# START OF Supplied data

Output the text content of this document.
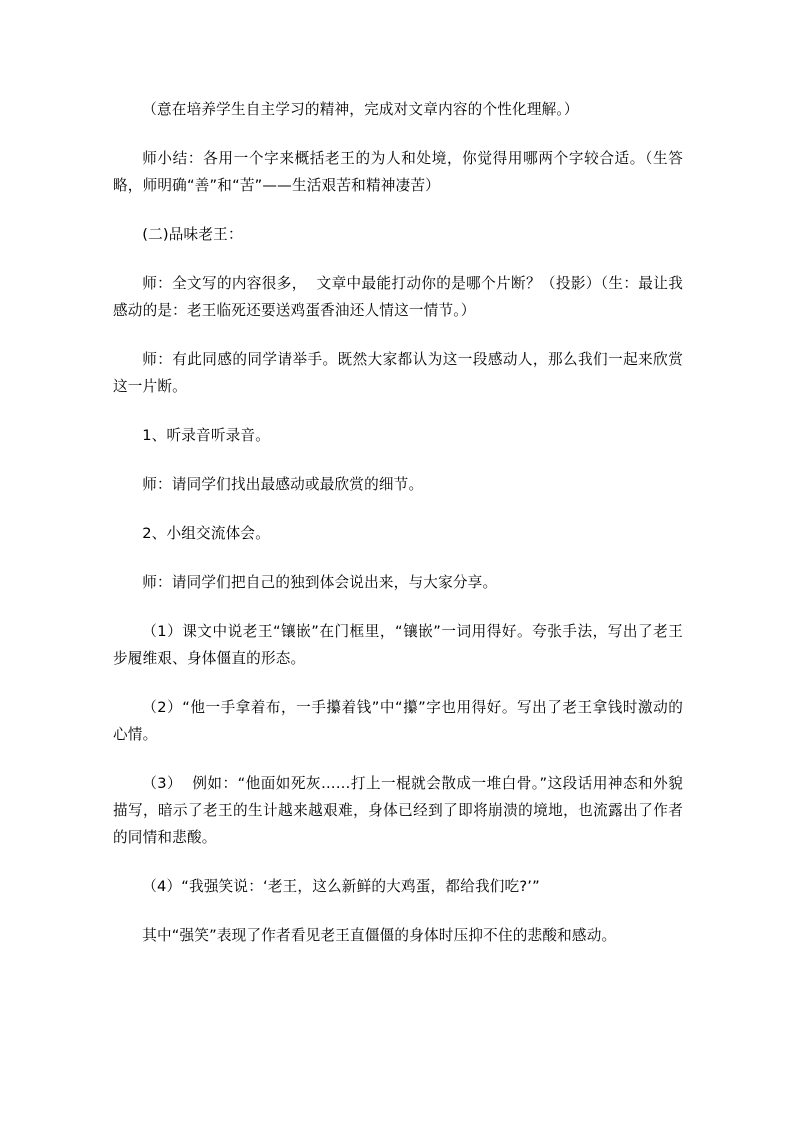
（意在培养学生自主学习的精神，完成对文章内容的个性化理解。）

师小结：各用一个字来概括老王的为人和处境，你觉得用哪两个字较合适。（生答略，师明确“善”和“苦”——生活艰苦和精神凄苦）

(二)品味老王：

师：全文写的内容很多，  文章中最能打动你的是哪个片断？（投影）（生：最让我感动的是：老王临死还要送鸡蛋香油还人情这一情节。）

师：有此同感的同学请举手。既然大家都认为这一段感动人，那么我们一起来欣赏这一片断。

1、听录音听录音。

师：请同学们找出最感动或最欣赏的细节。

2、小组交流体会。

师：请同学们把自己的独到体会说出来，与大家分享。

（1）课文中说老王“镶嵌”在门框里，“镶嵌”一词用得好。夸张手法，写出了老王步履维艰、身体僵直的形态。

（2）“他一手拿着布，一手攥着钱”中“攥”字也用得好。写出了老王拿钱时激动的心情。

（3）  例如：“他面如死灰……打上一棍就会散成一堆白骨。”这段话用神态和外貌描写，暗示了老王的生计越来越艰难，身体已经到了即将崩溃的境地，也流露出了作者的同情和悲酸。

（4）“我强笑说：‘老王，这么新鲜的大鸡蛋，都给我们吃?’”

其中“强笑”表现了作者看见老王直僵僵的身体时压抑不住的悲酸和感动。
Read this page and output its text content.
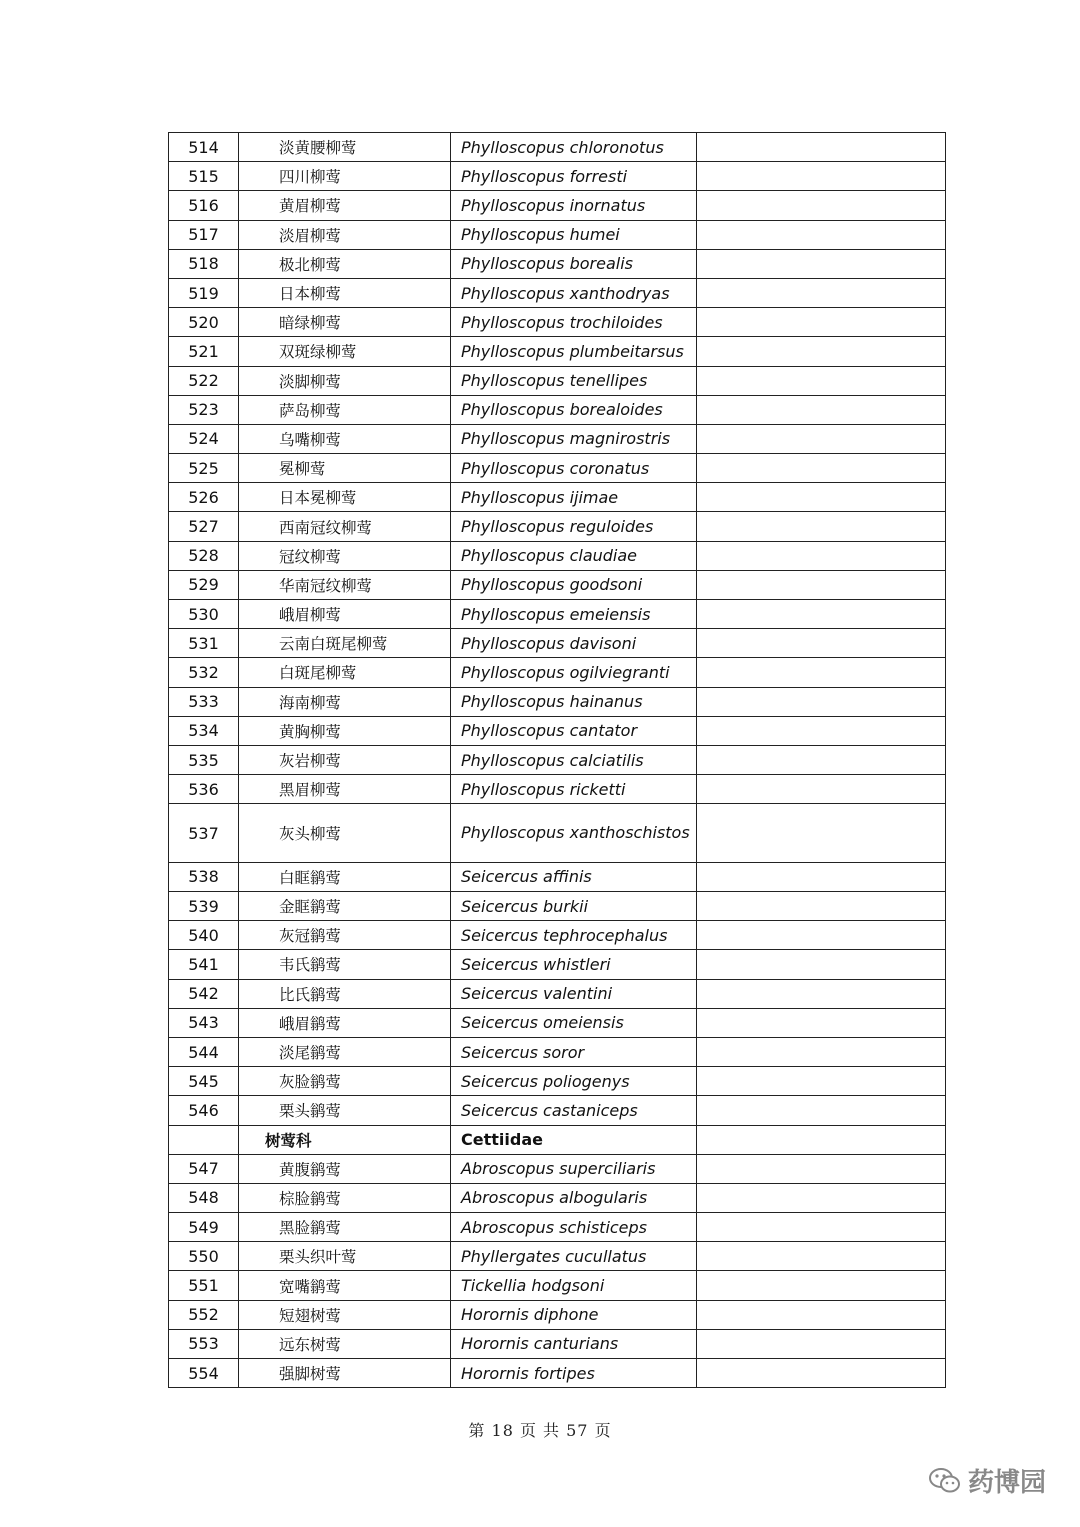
514	淡黄腰柳莺	Phylloscopus chloronotus	
515	四川柳莺	Phylloscopus forresti	
516	黄眉柳莺	Phylloscopus inornatus	
517	淡眉柳莺	Phylloscopus humei	
518	极北柳莺	Phylloscopus borealis	
519	日本柳莺	Phylloscopus xanthodryas	
520	暗绿柳莺	Phylloscopus trochiloides	
521	双斑绿柳莺	Phylloscopus plumbeitarsus	
522	淡脚柳莺	Phylloscopus tenellipes	
523	萨岛柳莺	Phylloscopus borealoides	
524	乌嘴柳莺	Phylloscopus magnirostris	
525	冕柳莺	Phylloscopus coronatus	
526	日本冕柳莺	Phylloscopus ijimae	
527	西南冠纹柳莺	Phylloscopus reguloides	
528	冠纹柳莺	Phylloscopus claudiae	
529	华南冠纹柳莺	Phylloscopus goodsoni	
530	峨眉柳莺	Phylloscopus emeiensis	
531	云南白斑尾柳莺	Phylloscopus davisoni	
532	白斑尾柳莺	Phylloscopus ogilviegranti	
533	海南柳莺	Phylloscopus hainanus	
534	黄胸柳莺	Phylloscopus cantator	
535	灰岩柳莺	Phylloscopus calciatilis	
536	黑眉柳莺	Phylloscopus ricketti	
537	灰头柳莺	Phylloscopus xanthoschistos	
538	白眶鹟莺	Seicercus affinis	
539	金眶鹟莺	Seicercus burkii	
540	灰冠鹟莺	Seicercus tephrocephalus	
541	韦氏鹟莺	Seicercus whistleri	
542	比氏鹟莺	Seicercus valentini	
543	峨眉鹟莺	Seicercus omeiensis	
544	淡尾鹟莺	Seicercus soror	
545	灰脸鹟莺	Seicercus poliogenys	
546	栗头鹟莺	Seicercus castaniceps	
	树莺科	Cettiidae	
547	黄腹鹟莺	Abroscopus superciliaris	
548	棕脸鹟莺	Abroscopus albogularis	
549	黑脸鹟莺	Abroscopus schisticeps	
550	栗头织叶莺	Phyllergates cucullatus	
551	宽嘴鹟莺	Tickellia hodgsoni	
552	短翅树莺	Horornis diphone	
553	远东树莺	Horornis canturians	
554	强脚树莺	Horornis fortipes	
第 18 页 共 57 页
药博园
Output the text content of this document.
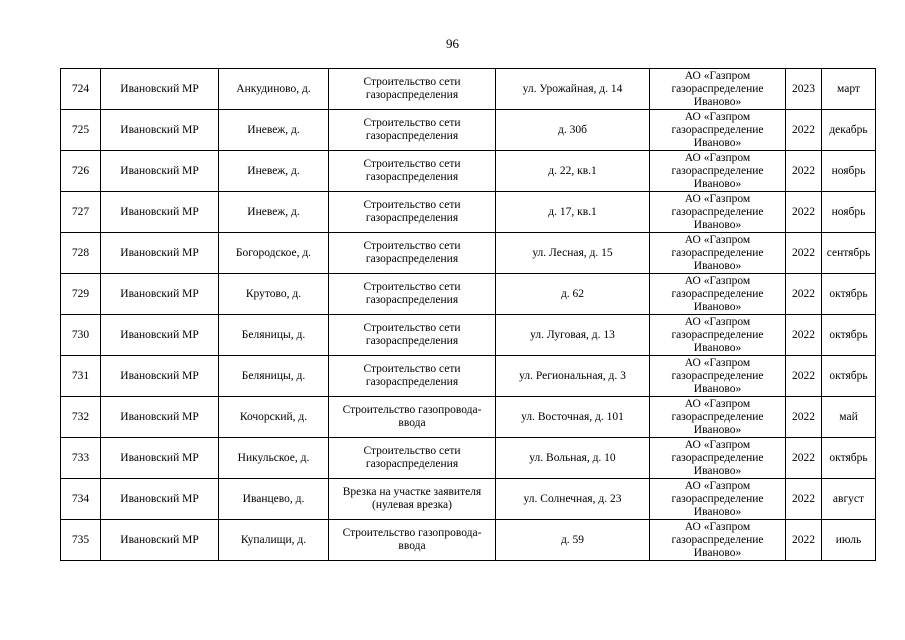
96
724	Ивановский МР	Анкудиново, д.	Строительство сети
газораспределения	ул. Урожайная, д. 14	АО «Газпром
газораспределение
Иваново»	2023	март
725	Ивановский МР	Иневеж, д.	Строительство сети
газораспределения	д. 30б	АО «Газпром
газораспределение
Иваново»	2022	декабрь
726	Ивановский МР	Иневеж, д.	Строительство сети
газораспределения	д. 22, кв.1	АО «Газпром
газораспределение
Иваново»	2022	ноябрь
727	Ивановский МР	Иневеж, д.	Строительство сети
газораспределения	д. 17, кв.1	АО «Газпром
газораспределение
Иваново»	2022	ноябрь
728	Ивановский МР	Богородское, д.	Строительство сети
газораспределения	ул. Лесная, д. 15	АО «Газпром
газораспределение
Иваново»	2022	сентябрь
729	Ивановский МР	Крутово, д.	Строительство сети
газораспределения	д. 62	АО «Газпром
газораспределение
Иваново»	2022	октябрь
730	Ивановский МР	Беляницы, д.	Строительство сети
газораспределения	ул. Луговая, д. 13	АО «Газпром
газораспределение
Иваново»	2022	октябрь
731	Ивановский МР	Беляницы, д.	Строительство сети
газораспределения	ул. Региональная, д. 3	АО «Газпром
газораспределение
Иваново»	2022	октябрь
732	Ивановский МР	Кочорский, д.	Строительство газопровода-
ввода	ул. Восточная, д. 101	АО «Газпром
газораспределение
Иваново»	2022	май
733	Ивановский МР	Никульское, д.	Строительство сети
газораспределения	ул. Вольная, д. 10	АО «Газпром
газораспределение
Иваново»	2022	октябрь
734	Ивановский МР	Иванцево, д.	Врезка на участке заявителя
(нулевая врезка)	ул. Солнечная, д. 23	АО «Газпром
газораспределение
Иваново»	2022	август
735	Ивановский МР	Купалищи, д.	Строительство газопровода-
ввода	д. 59	АО «Газпром
газораспределение
Иваново»	2022	июль
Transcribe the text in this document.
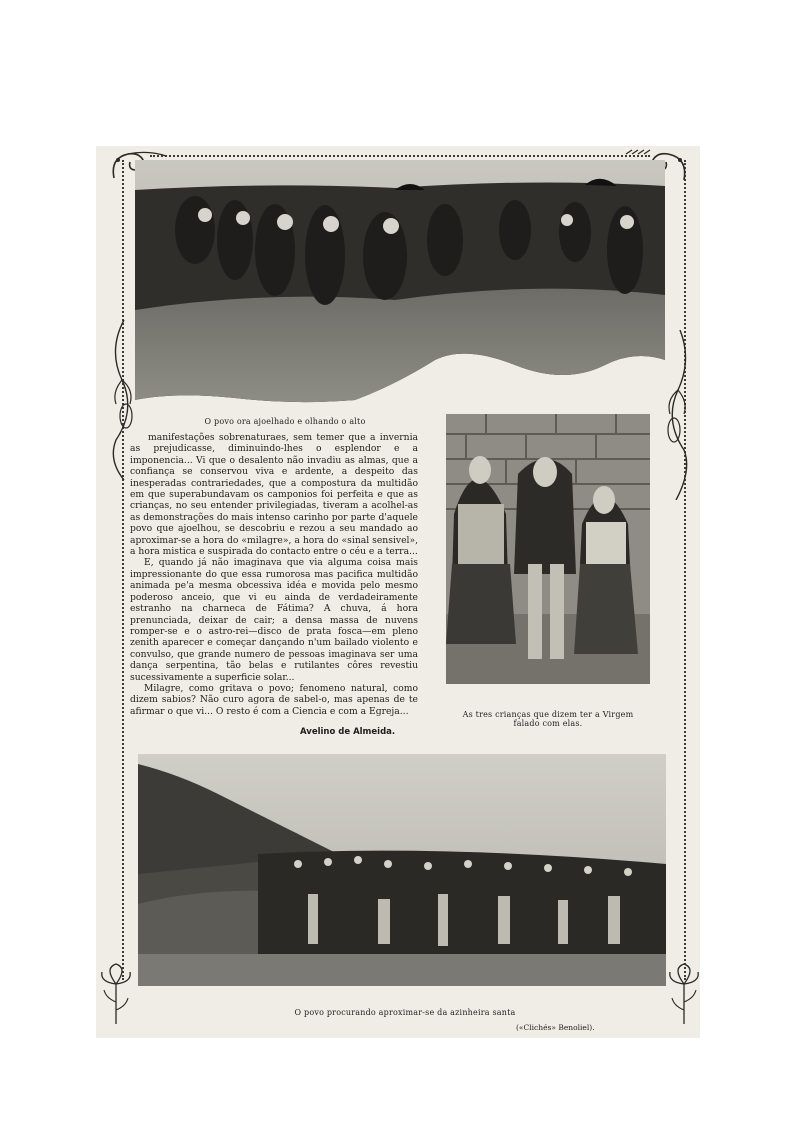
O povo ora ajoelhado e olhando o alto

manifestações sobrenaturaes, sem temer que a invernia as prejudicasse, diminuindo-lhes o esplendor e a imponencia... Vi que o desalento não invadiu as almas, que a confiança se conservou viva e ardente, a despeito das inesperadas contrariedades, que a compostura da multidão em que superabundavam os camponios foi perfeita e que as crianças, no seu entender privilegiadas, tiveram a acolhel-as as demonstrações do mais intenso carinho por parte d'aquele povo que ajoelhou, se descobriu e rezou a seu mandado ao aproximar-se a hora do «milagre», a hora do «sinal sensivel», a hora mistica e suspirada do contacto entre o céu e a terra...

E, quando já não imaginava que via alguma coisa mais impressionante do que essa rumorosa mas pacifica multidão animada pe'a mesma obcessiva idéa e movida pelo mesmo poderoso anceio, que vi eu ainda de verdadeiramente estranho na charneca de Fátima? A chuva, á hora prenunciada, deixar de cair; a densa massa de nuvens romper-se e o astro-rei—disco de prata fosca—em pleno zenith aparecer e começar dançando n'um bailado violento e convulso, que grande numero de pessoas imaginava ser uma dança serpentina, tão belas e rutilantes côres revestiu sucessivamente a superficie solar...

Milagre, como gritava o povo; fenomeno natural, como dizem sabios? Não curo agora de sabel-o, mas apenas de te afirmar o que vi... O resto é com a Ciencia e com a Egreja...

Avelino de Almeida.
As tres crianças que dizem ter a Virgem
falado com elas.
O povo procurando aproximar-se da azinheira santa
(«Clichés» Benoliel).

# END OF Supplied data

**What you should do**
Copy each line of the entries that includes the word "газопровода".

**The output**
732	Ивановский МР	Кочорский, д.	Строительство газопровода-
735	Ивановский МР	Купалищи, д.	Строительство газопровода-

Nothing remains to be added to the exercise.